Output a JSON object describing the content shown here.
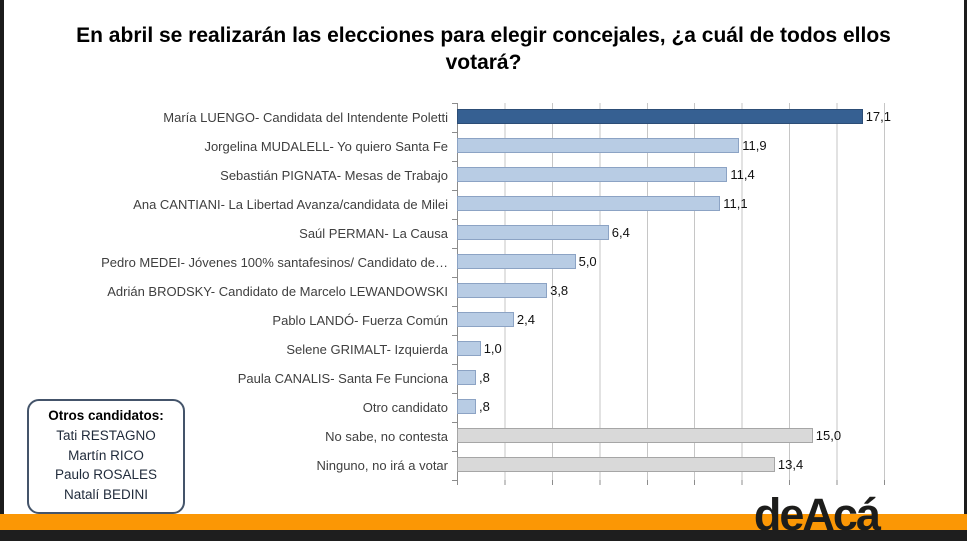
{
  "title": "En abril se realizarán las elecciones para elegir concejales, ¿a cuál de todos ellos votará?",
  "chart_data": {
    "type": "bar",
    "orientation": "horizontal",
    "title": "En abril se realizarán las elecciones para elegir concejales, ¿a cuál de todos ellos votará?",
    "xlabel": "",
    "ylabel": "",
    "xlim": [
      0,
      18
    ],
    "gridline_interval": 2,
    "grid": true,
    "legend": false,
    "categories": [
      "María LUENGO- Candidata del Intendente Poletti",
      "Jorgelina MUDALELL- Yo quiero Santa Fe",
      "Sebastián PIGNATA- Mesas de Trabajo",
      "Ana CANTIANI- La Libertad Avanza/candidata de Milei",
      "Saúl PERMAN- La Causa",
      "Pedro MEDEI- Jóvenes 100% santafesinos/ Candidato de…",
      "Adrián BRODSKY- Candidato de Marcelo LEWANDOWSKI",
      "Pablo LANDÓ- Fuerza Común",
      "Selene GRIMALT- Izquierda",
      "Paula CANALIS- Santa Fe Funciona",
      "Otro candidato",
      "No sabe, no contesta",
      "Ninguno, no irá a votar"
    ],
    "values": [
      17.1,
      11.9,
      11.4,
      11.1,
      6.4,
      5.0,
      3.8,
      2.4,
      1.0,
      0.8,
      0.8,
      15.0,
      13.4
    ],
    "value_labels": [
      "17,1",
      "11,9",
      "11,4",
      "11,1",
      "6,4",
      "5,0",
      "3,8",
      "2,4",
      "1,0",
      ",8",
      ",8",
      "15,0",
      "13,4"
    ],
    "bar_styles": [
      "dark",
      "light",
      "light",
      "light",
      "light",
      "light",
      "light",
      "light",
      "light",
      "light",
      "light",
      "gray",
      "gray"
    ],
    "bar_colors": {
      "dark": "#366092",
      "light": "#b8cce4",
      "gray": "#d9d9d9"
    }
  },
  "others_box": {
    "title": "Otros candidatos:",
    "names": [
      "Tati RESTAGNO",
      "Martín RICO",
      "Paulo ROSALES",
      "Natalí BEDINI"
    ]
  },
  "logo": "deAcá",
  "colors": {
    "accent_orange": "#fb9705",
    "footer_black": "#1e1e1e",
    "bar_dark_blue": "#366092",
    "bar_light_blue": "#b8cce4",
    "bar_gray": "#d9d9d9",
    "gridline": "#c6c6c6"
  }
}
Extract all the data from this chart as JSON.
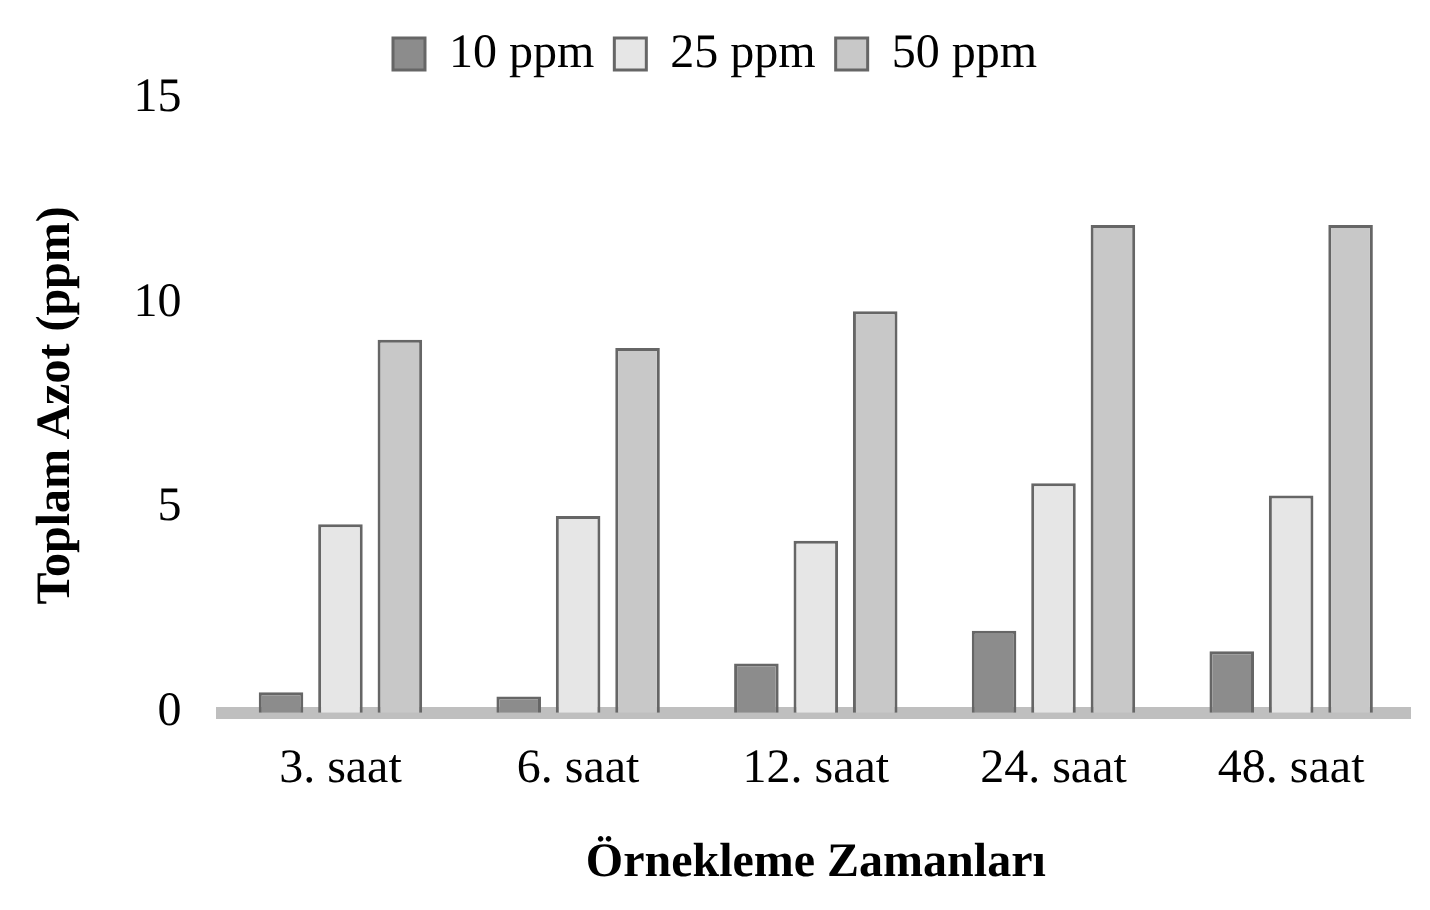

▶ **AIM**
From the entries above, list each line with "votará" in it.

▶ **WRITTEN SOLUTION**
  "title": "En abril se realizarán las elecciones para elegir concejales, ¿a cuál de todos ellos votará?",
    "title": "En abril se realizarán las elecciones para elegir concejales, ¿a cuál de todos ellos votará?",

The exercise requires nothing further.